* TASK DETAILS: Read through the records below and copy each line that uses the word "content".

[Collected data entries]
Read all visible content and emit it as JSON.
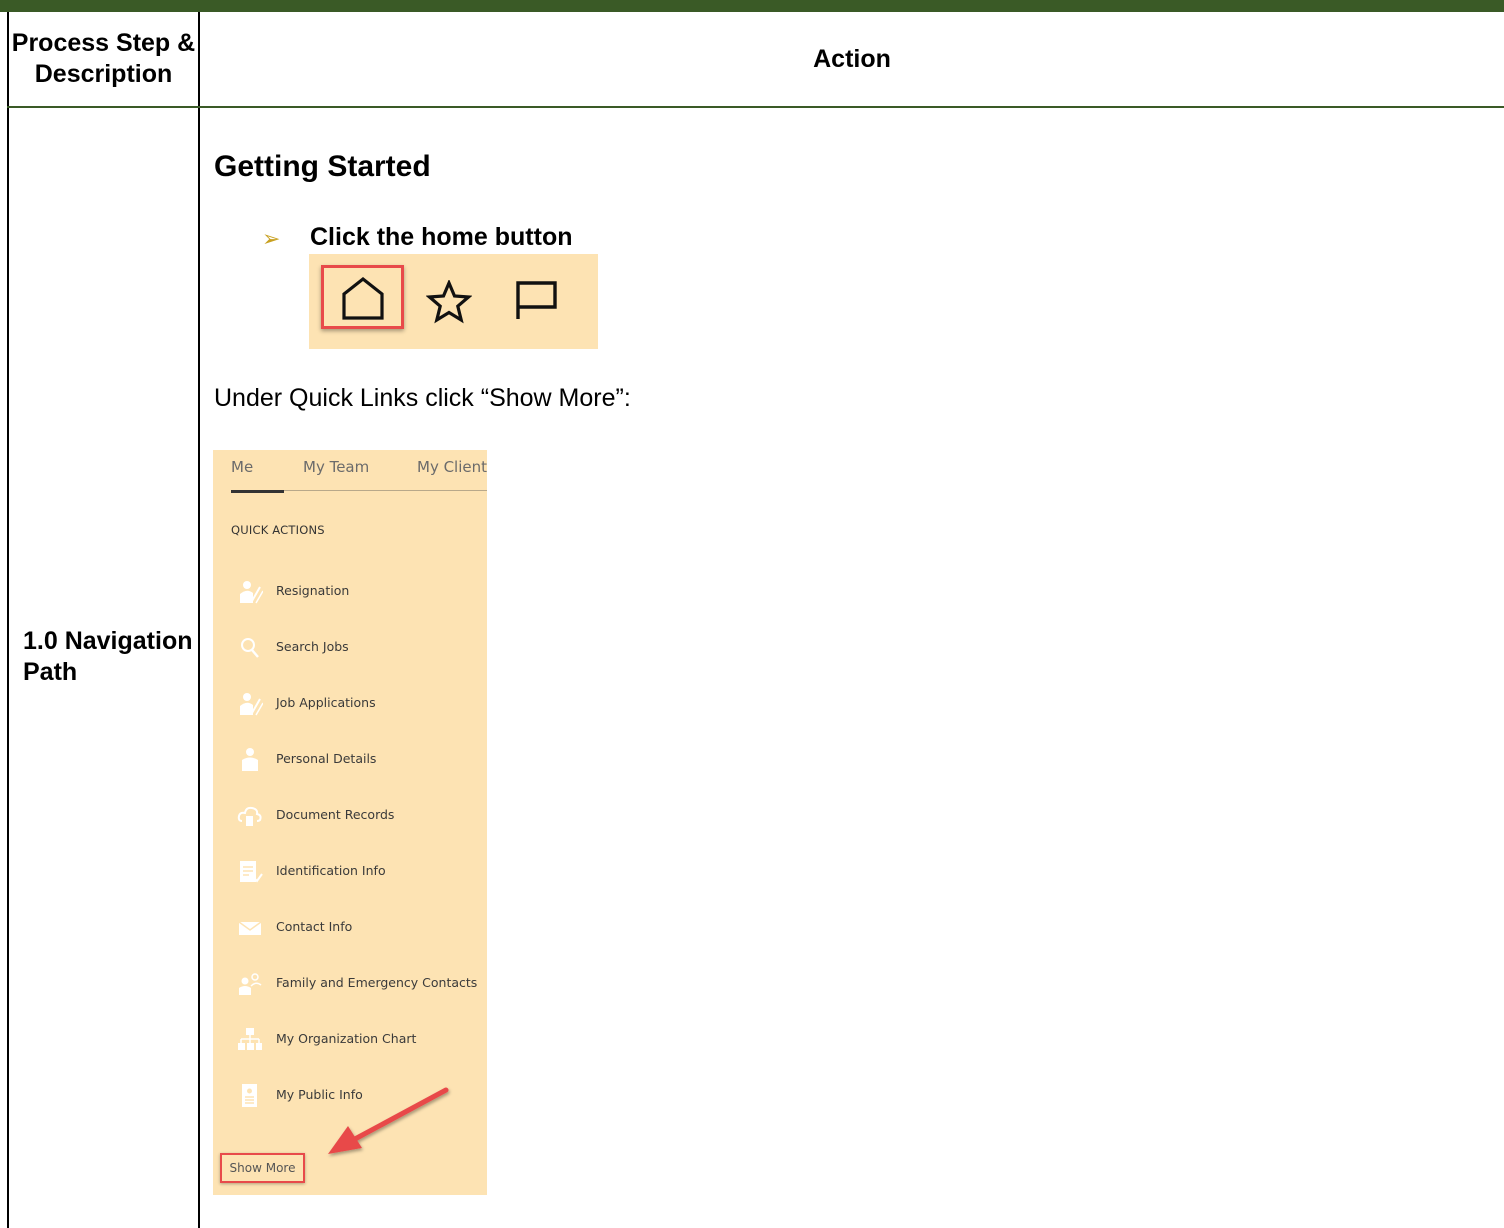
{
  "table": {
    "header_step": "Process Step & Description",
    "header_action": "Action",
    "step_label": "1.0 Navigation Path"
  },
  "content": {
    "heading": "Getting Started",
    "bullet": "Click the home button",
    "instruction": "Under Quick Links click “Show More”:"
  },
  "toolbar": {
    "icons": [
      "home-icon",
      "star-icon",
      "flag-icon"
    ],
    "highlight_color": "#e84a4a",
    "background": "#fde3b3"
  },
  "panel": {
    "tabs": [
      "Me",
      "My Team",
      "My Client"
    ],
    "active_tab": "Me",
    "section_title": "QUICK ACTIONS",
    "items": [
      {
        "label": "Resignation",
        "icon": "person-pen-icon"
      },
      {
        "label": "Search Jobs",
        "icon": "search-icon"
      },
      {
        "label": "Job Applications",
        "icon": "person-pen-icon"
      },
      {
        "label": "Personal Details",
        "icon": "person-icon"
      },
      {
        "label": "Document Records",
        "icon": "cloud-document-icon"
      },
      {
        "label": "Identification Info",
        "icon": "id-document-icon"
      },
      {
        "label": "Contact Info",
        "icon": "envelope-icon"
      },
      {
        "label": "Family and Emergency Contacts",
        "icon": "family-icon"
      },
      {
        "label": "My Organization Chart",
        "icon": "org-chart-icon"
      },
      {
        "label": "My Public Info",
        "icon": "badge-icon"
      }
    ],
    "show_more": "Show More"
  },
  "colors": {
    "header_bar": "#3a5a26",
    "panel_bg": "#fde3b3",
    "annotation_red": "#e84a4a",
    "bullet_gold": "#c8a020"
  }
}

* FULL SOLUTION:
Read all visible content and emit it as JSON.
  "content": {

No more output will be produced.